# [TASK INSTRUCTIONS]
Drop the pictures, then extract the listing word for word.

# [Dataset listings of figures]
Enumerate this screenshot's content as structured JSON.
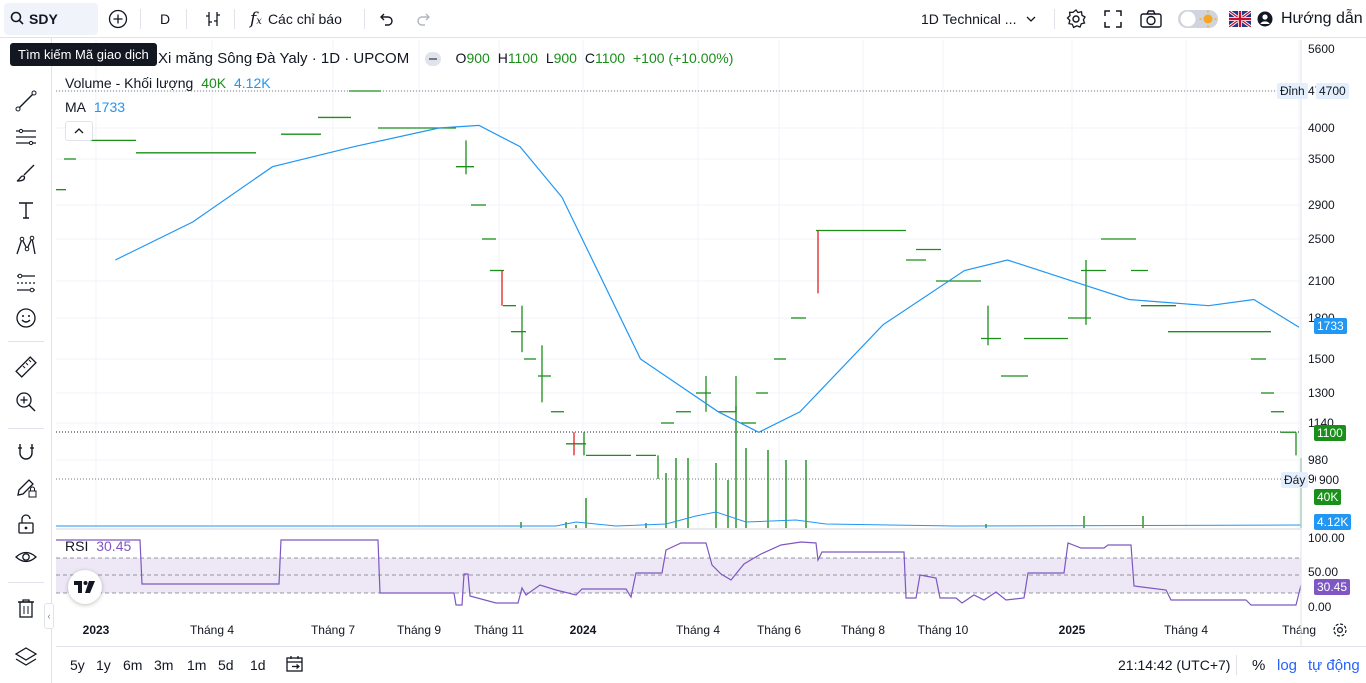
{
  "search": {
    "symbol": "SDY",
    "tooltip": "Tìm kiếm Mã giao dịch"
  },
  "toolbar": {
    "interval": "D",
    "indicators_label": "Các chỉ báo",
    "layout_label": "1D Technical ...",
    "guide_label": "Hướng dẫn"
  },
  "legend": {
    "title": "Xi măng Sông Đà Yaly · 1D · UPCOM",
    "o_label": "O",
    "o_value": "900",
    "h_label": "H",
    "h_value": "1100",
    "l_label": "L",
    "l_value": "900",
    "c_label": "C",
    "c_value": "1100",
    "change": "+100 (+10.00%)",
    "volume_label": "Volume - Khối lượng",
    "volume_value": "40K",
    "volume_ma": "4.12K",
    "ma_label": "MA",
    "ma_value": "1733",
    "rsi_label": "RSI",
    "rsi_value": "30.45"
  },
  "price_axis": {
    "ticks": [
      "5600",
      "4700",
      "4000",
      "3500",
      "2900",
      "2500",
      "2100",
      "1800",
      "1500",
      "1300",
      "1140",
      "980",
      "900"
    ]
  },
  "price_tags": {
    "high_label": "Đỉnh",
    "high_value": "4700",
    "ma_value": "1733",
    "close_value": "1100",
    "low_label": "Đáy",
    "low_value": "900",
    "volume_value": "40K",
    "volume_ma_value": "4.12K"
  },
  "rsi_axis": {
    "ticks": [
      "100.00",
      "50.00",
      "0.00"
    ],
    "current": "30.45"
  },
  "time_axis": {
    "labels": [
      "2023",
      "Tháng 4",
      "Tháng 7",
      "Tháng 9",
      "Tháng 11",
      "2024",
      "Tháng 4",
      "Tháng 6",
      "Tháng 8",
      "Tháng 10",
      "2025",
      "Tháng 4",
      "Tháng"
    ]
  },
  "ranges": [
    "5y",
    "1y",
    "6m",
    "3m",
    "1m",
    "5d",
    "1d"
  ],
  "footer": {
    "clock": "21:14:42 (UTC+7)",
    "percent": "%",
    "log": "log",
    "auto": "tự động"
  },
  "colors": {
    "up": "#089981",
    "up_bar": "#1a8f1a",
    "down": "#e21f1f",
    "ma": "#2196f3",
    "rsi": "#7e57c2",
    "rsi_band": "#ede7f6"
  },
  "chart_data": {
    "type": "line",
    "title": "Xi măng Sông Đà Yaly · 1D · UPCOM",
    "ma": [
      {
        "x": "2023-01",
        "y": 2300
      },
      {
        "x": "2023-03",
        "y": 2700
      },
      {
        "x": "2023-05",
        "y": 3400
      },
      {
        "x": "2023-07",
        "y": 3700
      },
      {
        "x": "2023-09",
        "y": 4000
      },
      {
        "x": "2023-10",
        "y": 4050
      },
      {
        "x": "2023-11",
        "y": 3700
      },
      {
        "x": "2023-12",
        "y": 3000
      },
      {
        "x": "2024-02",
        "y": 1500
      },
      {
        "x": "2024-04",
        "y": 1200
      },
      {
        "x": "2024-05",
        "y": 1100
      },
      {
        "x": "2024-06",
        "y": 1200
      },
      {
        "x": "2024-08",
        "y": 1750
      },
      {
        "x": "2024-10",
        "y": 2200
      },
      {
        "x": "2024-11",
        "y": 2300
      },
      {
        "x": "2025-01",
        "y": 2050
      },
      {
        "x": "2025-02",
        "y": 1950
      },
      {
        "x": "2025-04",
        "y": 1900
      },
      {
        "x": "2025-05",
        "y": 1950
      },
      {
        "x": "2025-06",
        "y": 1733
      }
    ],
    "ylim": [
      900,
      5600
    ],
    "rsi_ylim": [
      0,
      100
    ]
  }
}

# [RESULT OF THIS TASK]
Enumerate this screenshot's content as structured JSON.
{
  "search": {
    "symbol": "SDY",
    "tooltip": "Tìm kiếm Mã giao dịch"
  },
  "toolbar": {
    "interval": "D",
    "indicators_label": "Các chỉ báo",
    "layout_label": "1D Technical ...",
    "guide_label": "Hướng dẫn"
  },
  "legend": {
    "title": "Xi măng Sông Đà Yaly · 1D · UPCOM",
    "o_label": "O",
    "o_value": "900",
    "h_label": "H",
    "h_value": "1100",
    "l_label": "L",
    "l_value": "900",
    "c_label": "C",
    "c_value": "1100",
    "change": "+100 (+10.00%)",
    "volume_label": "Volume - Khối lượng",
    "volume_value": "40K",
    "volume_ma": "4.12K",
    "ma_label": "MA",
    "ma_value": "1733",
    "rsi_label": "RSI",
    "rsi_value": "30.45"
  },
  "price_axis": {
    "ticks": [
      "5600",
      "4700",
      "4000",
      "3500",
      "2900",
      "2500",
      "2100",
      "1800",
      "1500",
      "1300",
      "1140",
      "980",
      "900"
    ]
  },
  "price_tags": {
    "high_label": "Đỉnh",
    "high_value": "4700",
    "ma_value": "1733",
    "close_value": "1100",
    "low_label": "Đáy",
    "low_value": "900",
    "volume_value": "40K",
    "volume_ma_value": "4.12K"
  },
  "rsi_axis": {
    "ticks": [
      "100.00",
      "50.00",
      "0.00"
    ],
    "current": "30.45"
  },
  "time_axis": {
    "labels": [
      "2023",
      "Tháng 4",
      "Tháng 7",
      "Tháng 9",
      "Tháng 11",
      "2024",
      "Tháng 4",
      "Tháng 6",
      "Tháng 8",
      "Tháng 10",
      "2025",
      "Tháng 4",
      "Tháng"
    ]
  },
  "ranges": [
    "5y",
    "1y",
    "6m",
    "3m",
    "1m",
    "5d",
    "1d"
  ],
  "footer": {
    "clock": "21:14:42 (UTC+7)",
    "percent": "%",
    "log": "log",
    "auto": "tự động"
  },
  "colors": {
    "up": "#089981",
    "up_bar": "#1a8f1a",
    "down": "#e21f1f",
    "ma": "#2196f3",
    "rsi": "#7e57c2",
    "rsi_band": "#ede7f6"
  },
  "chart_data": {
    "type": "line",
    "title": "Xi măng Sông Đà Yaly · 1D · UPCOM",
    "ma": [
      {
        "x": "2023-01",
        "y": 2300
      },
      {
        "x": "2023-03",
        "y": 2700
      },
      {
        "x": "2023-05",
        "y": 3400
      },
      {
        "x": "2023-07",
        "y": 3700
      },
      {
        "x": "2023-09",
        "y": 4000
      },
      {
        "x": "2023-10",
        "y": 4050
      },
      {
        "x": "2023-11",
        "y": 3700
      },
      {
        "x": "2023-12",
        "y": 3000
      },
      {
        "x": "2024-02",
        "y": 1500
      },
      {
        "x": "2024-04",
        "y": 1200
      },
      {
        "x": "2024-05",
        "y": 1100
      },
      {
        "x": "2024-06",
        "y": 1200
      },
      {
        "x": "2024-08",
        "y": 1750
      },
      {
        "x": "2024-10",
        "y": 2200
      },
      {
        "x": "2024-11",
        "y": 2300
      },
      {
        "x": "2025-01",
        "y": 2050
      },
      {
        "x": "2025-02",
        "y": 1950
      },
      {
        "x": "2025-04",
        "y": 1900
      },
      {
        "x": "2025-05",
        "y": 1950
      },
      {
        "x": "2025-06",
        "y": 1733
      }
    ],
    "ylim": [
      900,
      5600
    ],
    "rsi_ylim": [
      0,
      100
    ]
  }
}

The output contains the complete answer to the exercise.